* _Given instruction_
Output the data word for word, dropping every image.

====== Extracted information ======

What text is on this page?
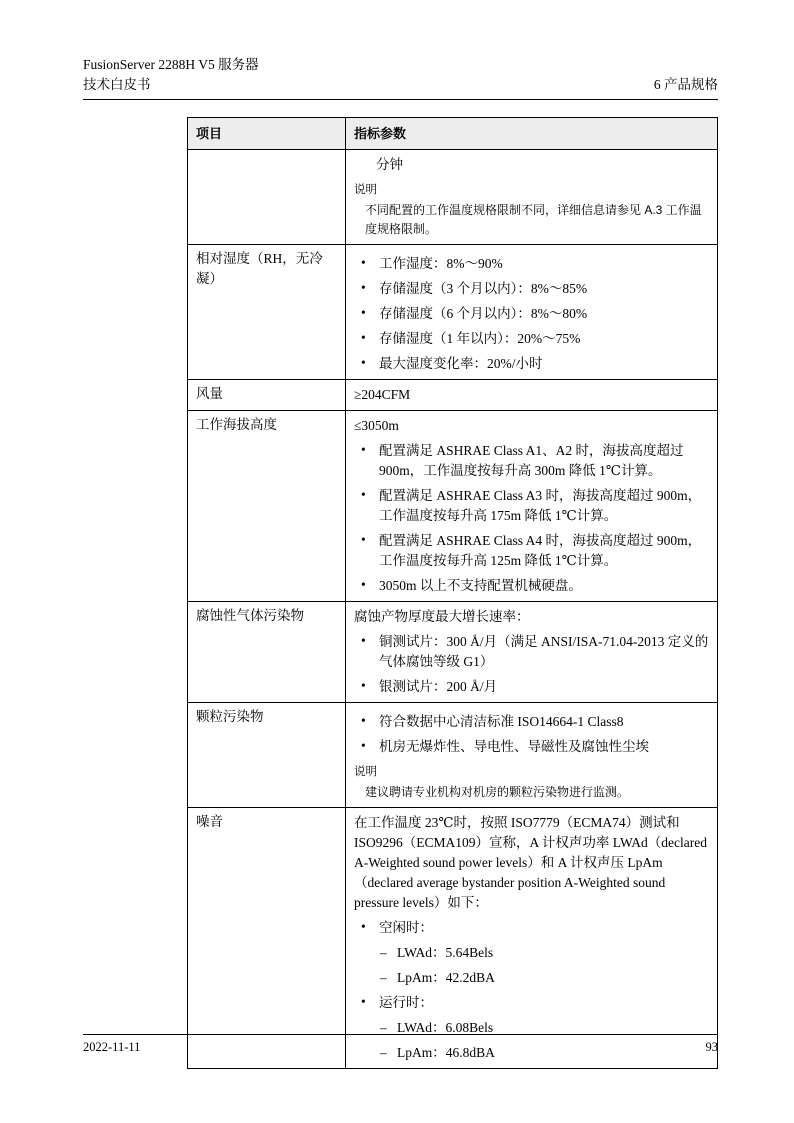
FusionServer 2288H V5 服务器
技术白皮书	6 产品规格
项目	指标参数

	分钟
说明
不同配置的工作温度规格限制不同，详细信息请参见 A.3 工作温度规格限制。

相对湿度（RH，无冷凝）	• 工作湿度：8%～90%
• 存储湿度（3 个月以内）：8%～85%
• 存储湿度（6 个月以内）：8%～80%
• 存储湿度（1 年以内）：20%～75%
• 最大湿度变化率：20%/小时

风量	≥204CFM

工作海拔高度	≤3050m
• 配置满足 ASHRAE Class A1、A2 时，海拔高度超过 900m，工作温度按每升高 300m 降低 1℃计算。
• 配置满足 ASHRAE Class A3 时，海拔高度超过 900m，工作温度按每升高 175m 降低 1℃计算。
• 配置满足 ASHRAE Class A4 时，海拔高度超过 900m，工作温度按每升高 125m 降低 1℃计算。
• 3050m 以上不支持配置机械硬盘。

腐蚀性气体污染物	腐蚀产物厚度最大增长速率：
• 铜测试片：300 Å/月（满足 ANSI/ISA-71.04-2013 定义的气体腐蚀等级 G1）
• 银测试片：200 Å/月

颗粒污染物	• 符合数据中心清洁标准 ISO14664-1 Class8
• 机房无爆炸性、导电性、导磁性及腐蚀性尘埃
说明
建议聘请专业机构对机房的颗粒污染物进行监测。

噪音	在工作温度 23℃时，按照 ISO7779（ECMA74）测试和 ISO9296（ECMA109）宣称，A 计权声功率 LWAd（declared A-Weighted sound power levels）和 A 计权声压 LpAm（declared average bystander position A-Weighted sound pressure levels）如下：
• 空闲时：
– LWAd：5.64Bels
– LpAm：42.2dBA
• 运行时：
– LWAd：6.08Bels
– LpAm：46.8dBA
2022-11-11	93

======

* _Expected answer_
What text is on this page?
FusionServer 2288H V5 服务器
技术白皮书	6 产品规格
项目	指标参数

	分钟
说明
不同配置的工作温度规格限制不同，详细信息请参见 A.3 工作温度规格限制。

相对湿度（RH，无冷凝）	• 工作湿度：8%～90%
• 存储湿度（3 个月以内）：8%～85%
• 存储湿度（6 个月以内）：8%～80%
• 存储湿度（1 年以内）：20%～75%
• 最大湿度变化率：20%/小时

风量	≥204CFM

工作海拔高度	≤3050m
• 配置满足 ASHRAE Class A1、A2 时，海拔高度超过 900m，工作温度按每升高 300m 降低 1℃计算。
• 配置满足 ASHRAE Class A3 时，海拔高度超过 900m，工作温度按每升高 175m 降低 1℃计算。
• 配置满足 ASHRAE Class A4 时，海拔高度超过 900m，工作温度按每升高 125m 降低 1℃计算。
• 3050m 以上不支持配置机械硬盘。

腐蚀性气体污染物	腐蚀产物厚度最大增长速率：
• 铜测试片：300 Å/月（满足 ANSI/ISA-71.04-2013 定义的气体腐蚀等级 G1）
• 银测试片：200 Å/月

颗粒污染物	• 符合数据中心清洁标准 ISO14664-1 Class8
• 机房无爆炸性、导电性、导磁性及腐蚀性尘埃
说明
建议聘请专业机构对机房的颗粒污染物进行监测。

噪音	在工作温度 23℃时，按照 ISO7779（ECMA74）测试和 ISO9296（ECMA109）宣称，A 计权声功率 LWAd（declared A-Weighted sound power levels）和 A 计权声压 LpAm（declared average bystander position A-Weighted sound pressure levels）如下：
• 空闲时：
– LWAd：5.64Bels
– LpAm：42.2dBA
• 运行时：
– LWAd：6.08Bels
– LpAm：46.8dBA
2022-11-11	93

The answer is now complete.